Return the records that follow unaltered. Omit every picture.

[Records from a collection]
>>>

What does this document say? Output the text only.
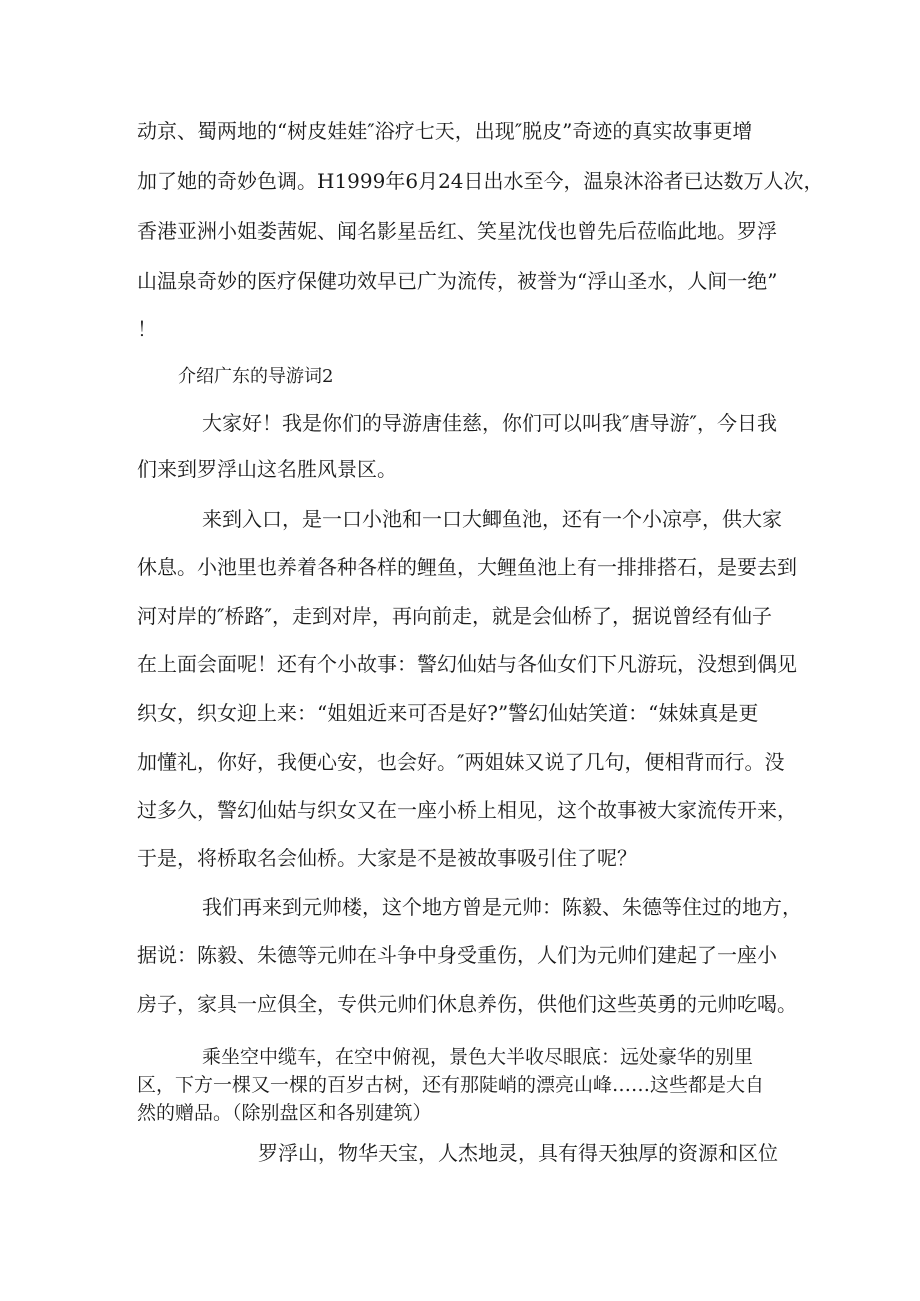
动京、蜀两地的“树皮娃娃″浴疗七天，出现″脱皮”奇迹的真实故事更增
加了她的奇妙色调。H1999年6月24日出水至今，温泉沐浴者已达数万人次，
香港亚洲小姐娄茜妮、闻名影星岳红、笑星沈伐也曾先后莅临此地。罗浮
山温泉奇妙的医疗保健功效早已广为流传，被誉为“浮山圣水，人间一绝”
！
介绍广东的导游词2
大家好！我是你们的导游唐佳慈，你们可以叫我″唐导游″，今日我
们来到罗浮山这名胜风景区。
来到入口，是一口小池和一口大鲫鱼池，还有一个小凉亭，供大家
休息。小池里也养着各种各样的鲤鱼，大鲤鱼池上有一排排搭石，是要去到
河对岸的″桥路″，走到对岸，再向前走，就是会仙桥了，据说曾经有仙子
在上面会面呢！还有个小故事：警幻仙姑与各仙女们下凡游玩，没想到偶见
织女，织女迎上来：“姐姐近来可否是好?”警幻仙姑笑道：“妹妹真是更
加懂礼，你好，我便心安，也会好。″两姐妹又说了几句，便相背而行。没
过多久，警幻仙姑与织女又在一座小桥上相见，这个故事被大家流传开来，
于是，将桥取名会仙桥。大家是不是被故事吸引住了呢？
我们再来到元帅楼，这个地方曾是元帅：陈毅、朱德等住过的地方，
据说：陈毅、朱德等元帅在斗争中身受重伤，人们为元帅们建起了一座小
房子，家具一应俱全，专供元帅们休息养伤，供他们这些英勇的元帅吃喝。
乘坐空中缆车，在空中俯视，景色大半收尽眼底：远处豪华的别里
区，下方一棵又一棵的百岁古树，还有那陡峭的漂亮山峰……这些都是大自
然的赠品。（除别盘区和各别建筑）
罗浮山，物华天宝，人杰地灵，具有得天独厚的资源和区位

<<<

Answer:
What does this document say? Output the text only.
动京、蜀两地的“树皮娃娃″浴疗七天，出现″脱皮”奇迹的真实故事更增
加了她的奇妙色调。H1999年6月24日出水至今，温泉沐浴者已达数万人次，
香港亚洲小姐娄茜妮、闻名影星岳红、笑星沈伐也曾先后莅临此地。罗浮
山温泉奇妙的医疗保健功效早已广为流传，被誉为“浮山圣水，人间一绝”
！
介绍广东的导游词2
大家好！我是你们的导游唐佳慈，你们可以叫我″唐导游″，今日我
们来到罗浮山这名胜风景区。
来到入口，是一口小池和一口大鲫鱼池，还有一个小凉亭，供大家
休息。小池里也养着各种各样的鲤鱼，大鲤鱼池上有一排排搭石，是要去到
河对岸的″桥路″，走到对岸，再向前走，就是会仙桥了，据说曾经有仙子
在上面会面呢！还有个小故事：警幻仙姑与各仙女们下凡游玩，没想到偶见
织女，织女迎上来：“姐姐近来可否是好?”警幻仙姑笑道：“妹妹真是更
加懂礼，你好，我便心安，也会好。″两姐妹又说了几句，便相背而行。没
过多久，警幻仙姑与织女又在一座小桥上相见，这个故事被大家流传开来，
于是，将桥取名会仙桥。大家是不是被故事吸引住了呢？
我们再来到元帅楼，这个地方曾是元帅：陈毅、朱德等住过的地方，
据说：陈毅、朱德等元帅在斗争中身受重伤，人们为元帅们建起了一座小
房子，家具一应俱全，专供元帅们休息养伤，供他们这些英勇的元帅吃喝。
乘坐空中缆车，在空中俯视，景色大半收尽眼底：远处豪华的别里
区，下方一棵又一棵的百岁古树，还有那陡峭的漂亮山峰……这些都是大自
然的赠品。（除别盘区和各别建筑）
罗浮山，物华天宝，人杰地灵，具有得天独厚的资源和区位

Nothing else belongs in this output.